## Set exercise:
Filter the entries that follow, copying every line in which the word "ſuite" appears.

## Dataset entries:
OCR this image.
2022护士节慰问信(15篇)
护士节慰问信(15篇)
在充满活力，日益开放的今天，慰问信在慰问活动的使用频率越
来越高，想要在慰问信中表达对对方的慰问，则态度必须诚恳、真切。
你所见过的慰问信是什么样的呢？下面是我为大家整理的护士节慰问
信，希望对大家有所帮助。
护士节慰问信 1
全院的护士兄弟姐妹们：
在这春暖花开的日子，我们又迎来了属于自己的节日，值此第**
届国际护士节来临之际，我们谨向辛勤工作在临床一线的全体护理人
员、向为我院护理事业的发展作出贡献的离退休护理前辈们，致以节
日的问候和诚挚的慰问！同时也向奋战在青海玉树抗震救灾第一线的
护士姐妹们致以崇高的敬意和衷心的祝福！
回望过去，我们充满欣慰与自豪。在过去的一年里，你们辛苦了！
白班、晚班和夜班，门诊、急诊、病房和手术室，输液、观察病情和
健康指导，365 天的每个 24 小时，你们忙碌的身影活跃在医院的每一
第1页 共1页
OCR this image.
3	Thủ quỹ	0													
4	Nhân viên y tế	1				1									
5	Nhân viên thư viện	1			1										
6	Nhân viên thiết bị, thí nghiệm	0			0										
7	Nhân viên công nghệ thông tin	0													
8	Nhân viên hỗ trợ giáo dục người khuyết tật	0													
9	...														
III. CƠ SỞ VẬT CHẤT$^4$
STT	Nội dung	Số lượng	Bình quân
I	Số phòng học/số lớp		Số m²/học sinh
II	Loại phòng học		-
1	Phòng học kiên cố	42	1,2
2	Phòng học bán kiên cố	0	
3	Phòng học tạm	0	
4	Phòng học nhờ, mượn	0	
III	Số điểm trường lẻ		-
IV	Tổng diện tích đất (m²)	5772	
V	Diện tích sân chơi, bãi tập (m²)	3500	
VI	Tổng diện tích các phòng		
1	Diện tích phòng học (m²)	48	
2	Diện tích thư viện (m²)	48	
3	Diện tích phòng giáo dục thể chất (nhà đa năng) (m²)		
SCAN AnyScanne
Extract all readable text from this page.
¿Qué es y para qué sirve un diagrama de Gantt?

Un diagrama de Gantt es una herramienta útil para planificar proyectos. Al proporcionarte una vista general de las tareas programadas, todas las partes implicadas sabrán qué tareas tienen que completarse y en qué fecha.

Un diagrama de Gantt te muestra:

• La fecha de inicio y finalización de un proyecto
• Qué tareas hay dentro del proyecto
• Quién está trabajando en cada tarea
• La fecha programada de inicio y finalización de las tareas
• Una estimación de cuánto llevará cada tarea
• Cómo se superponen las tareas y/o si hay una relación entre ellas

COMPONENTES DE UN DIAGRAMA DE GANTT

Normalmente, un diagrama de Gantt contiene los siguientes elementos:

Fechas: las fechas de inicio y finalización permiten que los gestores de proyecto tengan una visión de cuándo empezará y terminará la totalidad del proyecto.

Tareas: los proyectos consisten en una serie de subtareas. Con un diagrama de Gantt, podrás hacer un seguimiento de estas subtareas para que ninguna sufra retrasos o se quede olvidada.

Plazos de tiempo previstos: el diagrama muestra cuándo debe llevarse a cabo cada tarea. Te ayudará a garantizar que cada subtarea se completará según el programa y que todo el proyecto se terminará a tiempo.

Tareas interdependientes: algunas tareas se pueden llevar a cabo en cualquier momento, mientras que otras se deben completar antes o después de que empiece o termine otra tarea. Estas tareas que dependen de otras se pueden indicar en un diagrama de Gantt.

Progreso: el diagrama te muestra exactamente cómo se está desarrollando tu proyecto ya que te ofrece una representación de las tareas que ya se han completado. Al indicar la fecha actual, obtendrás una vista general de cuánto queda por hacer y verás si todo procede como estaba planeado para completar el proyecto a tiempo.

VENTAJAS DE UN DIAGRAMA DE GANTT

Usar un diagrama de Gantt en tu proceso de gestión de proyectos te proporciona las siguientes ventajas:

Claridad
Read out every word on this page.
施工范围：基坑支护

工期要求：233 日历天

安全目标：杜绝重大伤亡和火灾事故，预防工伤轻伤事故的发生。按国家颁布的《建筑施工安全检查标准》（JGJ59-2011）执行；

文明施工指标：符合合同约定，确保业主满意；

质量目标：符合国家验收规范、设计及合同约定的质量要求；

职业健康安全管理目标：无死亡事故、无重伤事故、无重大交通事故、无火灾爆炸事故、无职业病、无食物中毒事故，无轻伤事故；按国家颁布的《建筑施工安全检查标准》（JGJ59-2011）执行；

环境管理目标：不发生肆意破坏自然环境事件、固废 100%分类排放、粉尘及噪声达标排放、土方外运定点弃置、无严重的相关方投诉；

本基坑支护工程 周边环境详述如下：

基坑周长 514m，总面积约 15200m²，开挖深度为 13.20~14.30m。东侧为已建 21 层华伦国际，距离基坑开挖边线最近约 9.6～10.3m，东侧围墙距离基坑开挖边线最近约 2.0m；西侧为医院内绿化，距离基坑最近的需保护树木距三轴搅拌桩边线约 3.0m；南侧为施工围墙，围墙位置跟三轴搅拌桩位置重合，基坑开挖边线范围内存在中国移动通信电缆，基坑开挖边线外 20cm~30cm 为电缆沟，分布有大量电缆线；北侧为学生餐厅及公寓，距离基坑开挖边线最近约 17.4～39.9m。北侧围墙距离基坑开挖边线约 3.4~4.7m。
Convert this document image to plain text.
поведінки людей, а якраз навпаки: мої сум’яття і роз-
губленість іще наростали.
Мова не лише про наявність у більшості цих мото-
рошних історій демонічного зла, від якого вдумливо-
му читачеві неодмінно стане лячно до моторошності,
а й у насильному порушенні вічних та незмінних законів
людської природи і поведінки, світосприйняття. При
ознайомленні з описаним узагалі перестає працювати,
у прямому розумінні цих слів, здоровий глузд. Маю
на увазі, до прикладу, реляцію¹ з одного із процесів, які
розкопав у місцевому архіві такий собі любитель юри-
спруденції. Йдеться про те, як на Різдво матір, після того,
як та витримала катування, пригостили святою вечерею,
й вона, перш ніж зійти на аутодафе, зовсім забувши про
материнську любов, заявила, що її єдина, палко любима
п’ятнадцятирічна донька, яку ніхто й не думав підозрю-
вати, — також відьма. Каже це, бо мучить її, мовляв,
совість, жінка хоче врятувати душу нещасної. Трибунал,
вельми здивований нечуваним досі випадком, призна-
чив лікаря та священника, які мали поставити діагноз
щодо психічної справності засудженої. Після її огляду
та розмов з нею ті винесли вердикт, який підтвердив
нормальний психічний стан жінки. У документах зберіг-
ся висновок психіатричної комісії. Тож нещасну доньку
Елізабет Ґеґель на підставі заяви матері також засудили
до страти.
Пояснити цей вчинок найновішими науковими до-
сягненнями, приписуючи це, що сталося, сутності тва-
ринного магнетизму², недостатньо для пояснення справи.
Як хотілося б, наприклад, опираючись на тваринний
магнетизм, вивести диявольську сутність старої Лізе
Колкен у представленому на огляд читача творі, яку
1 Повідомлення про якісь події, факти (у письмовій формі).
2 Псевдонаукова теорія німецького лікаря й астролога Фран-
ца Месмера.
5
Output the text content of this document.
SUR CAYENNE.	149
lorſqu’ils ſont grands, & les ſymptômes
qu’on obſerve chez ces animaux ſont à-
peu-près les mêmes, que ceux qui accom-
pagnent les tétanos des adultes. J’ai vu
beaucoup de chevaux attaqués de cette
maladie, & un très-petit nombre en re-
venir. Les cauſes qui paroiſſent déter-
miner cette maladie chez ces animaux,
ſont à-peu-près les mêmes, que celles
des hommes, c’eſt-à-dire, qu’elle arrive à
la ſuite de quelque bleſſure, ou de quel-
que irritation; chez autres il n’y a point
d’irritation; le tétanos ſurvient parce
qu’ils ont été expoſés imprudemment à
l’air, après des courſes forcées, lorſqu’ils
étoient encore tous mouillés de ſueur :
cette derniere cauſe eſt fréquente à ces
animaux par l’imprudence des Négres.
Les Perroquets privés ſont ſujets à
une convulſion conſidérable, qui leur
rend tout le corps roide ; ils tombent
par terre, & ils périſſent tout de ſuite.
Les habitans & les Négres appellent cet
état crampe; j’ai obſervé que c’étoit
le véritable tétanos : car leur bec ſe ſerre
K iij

## Output:
la ſuite de quelque bleſſure, ou de quel-
par terre, & ils périſſent tout de ſuite.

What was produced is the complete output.